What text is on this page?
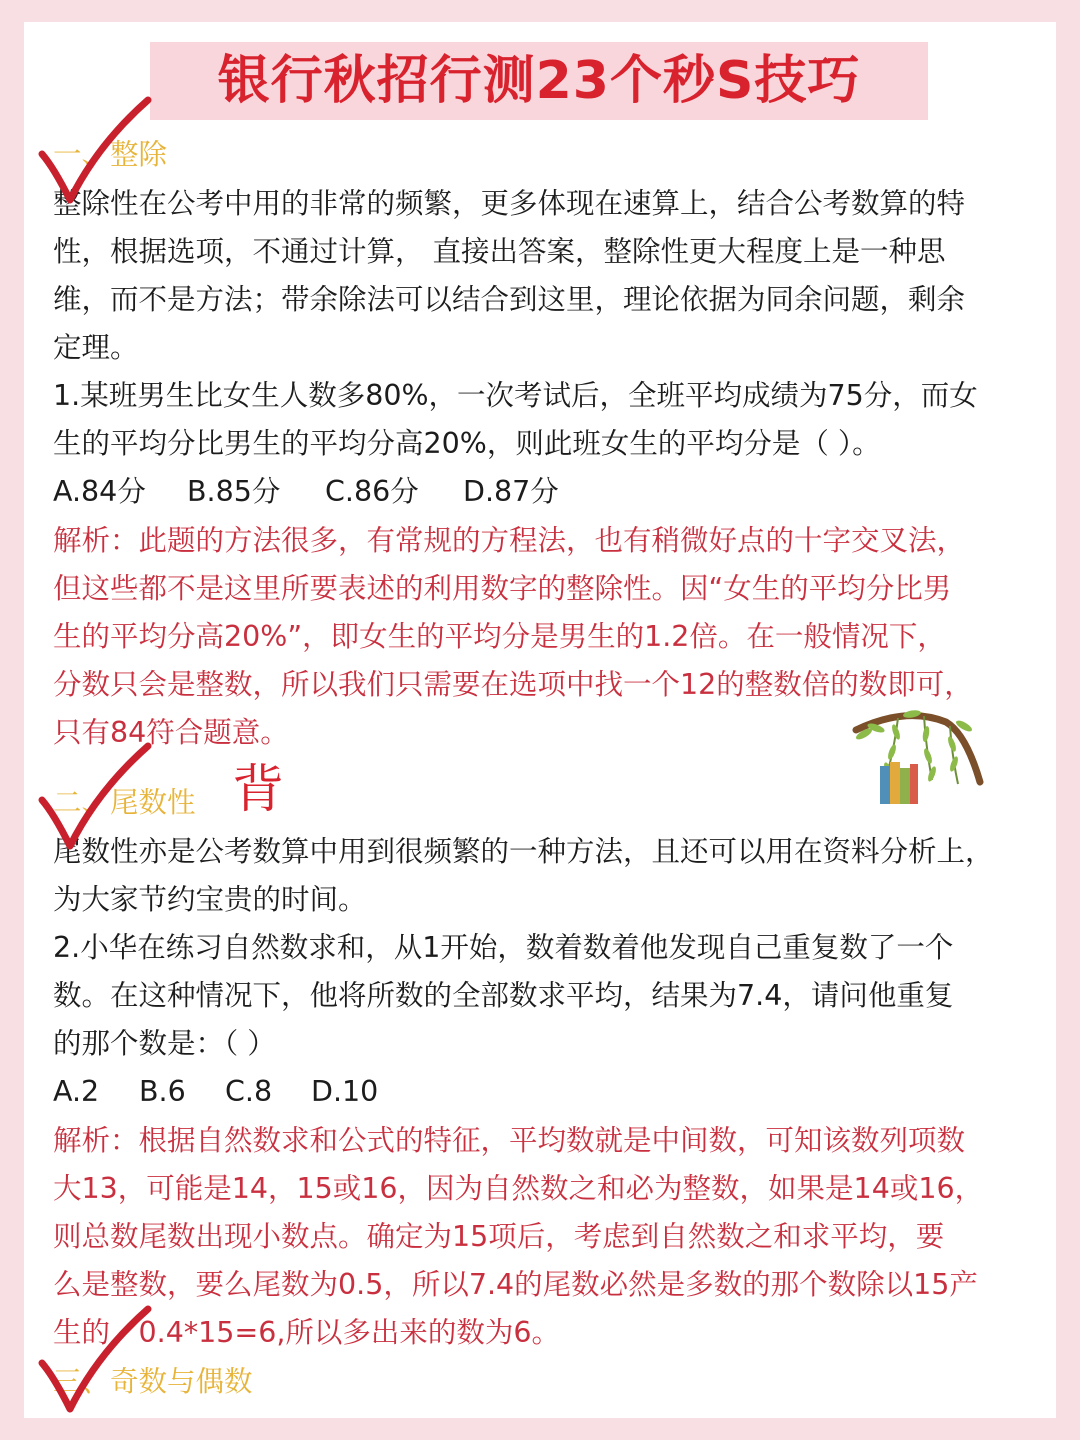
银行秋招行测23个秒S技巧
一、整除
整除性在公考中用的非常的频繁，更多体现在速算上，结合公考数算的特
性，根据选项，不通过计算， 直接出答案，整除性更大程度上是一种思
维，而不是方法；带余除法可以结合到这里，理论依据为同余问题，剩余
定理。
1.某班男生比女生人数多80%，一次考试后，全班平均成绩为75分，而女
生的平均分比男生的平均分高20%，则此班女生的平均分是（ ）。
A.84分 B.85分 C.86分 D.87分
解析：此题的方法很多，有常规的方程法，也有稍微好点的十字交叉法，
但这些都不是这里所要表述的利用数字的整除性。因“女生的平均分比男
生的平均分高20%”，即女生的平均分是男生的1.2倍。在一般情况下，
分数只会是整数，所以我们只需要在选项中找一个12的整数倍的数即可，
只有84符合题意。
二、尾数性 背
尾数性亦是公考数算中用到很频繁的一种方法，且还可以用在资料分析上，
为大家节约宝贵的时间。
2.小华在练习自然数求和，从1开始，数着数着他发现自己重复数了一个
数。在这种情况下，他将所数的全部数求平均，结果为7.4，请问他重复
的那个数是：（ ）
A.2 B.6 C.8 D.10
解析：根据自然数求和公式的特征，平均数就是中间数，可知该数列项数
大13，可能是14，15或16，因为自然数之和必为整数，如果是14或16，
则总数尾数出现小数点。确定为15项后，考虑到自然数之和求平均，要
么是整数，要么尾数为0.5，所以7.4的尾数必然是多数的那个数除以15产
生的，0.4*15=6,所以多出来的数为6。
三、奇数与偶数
========================================================================
*TASK OBJECTIVE*
Retype the whole listing, keeping every line identical and omitting all pictures.

*ANSWER*
What text is on this page?
银行秋招行测23个秒S技巧
一、整除
整除性在公考中用的非常的频繁，更多体现在速算上，结合公考数算的特
性，根据选项，不通过计算， 直接出答案，整除性更大程度上是一种思
维，而不是方法；带余除法可以结合到这里，理论依据为同余问题，剩余
定理。
1.某班男生比女生人数多80%，一次考试后，全班平均成绩为75分，而女
生的平均分比男生的平均分高20%，则此班女生的平均分是（ ）。
A.84分 B.85分 C.86分 D.87分
解析：此题的方法很多，有常规的方程法，也有稍微好点的十字交叉法，
但这些都不是这里所要表述的利用数字的整除性。因“女生的平均分比男
生的平均分高20%”，即女生的平均分是男生的1.2倍。在一般情况下，
分数只会是整数，所以我们只需要在选项中找一个12的整数倍的数即可，
只有84符合题意。
二、尾数性 背
尾数性亦是公考数算中用到很频繁的一种方法，且还可以用在资料分析上，
为大家节约宝贵的时间。
2.小华在练习自然数求和，从1开始，数着数着他发现自己重复数了一个
数。在这种情况下，他将所数的全部数求平均，结果为7.4，请问他重复
的那个数是：（ ）
A.2 B.6 C.8 D.10
解析：根据自然数求和公式的特征，平均数就是中间数，可知该数列项数
大13，可能是14，15或16，因为自然数之和必为整数，如果是14或16，
则总数尾数出现小数点。确定为15项后，考虑到自然数之和求平均，要
么是整数，要么尾数为0.5，所以7.4的尾数必然是多数的那个数除以15产
生的，0.4*15=6,所以多出来的数为6。
三、奇数与偶数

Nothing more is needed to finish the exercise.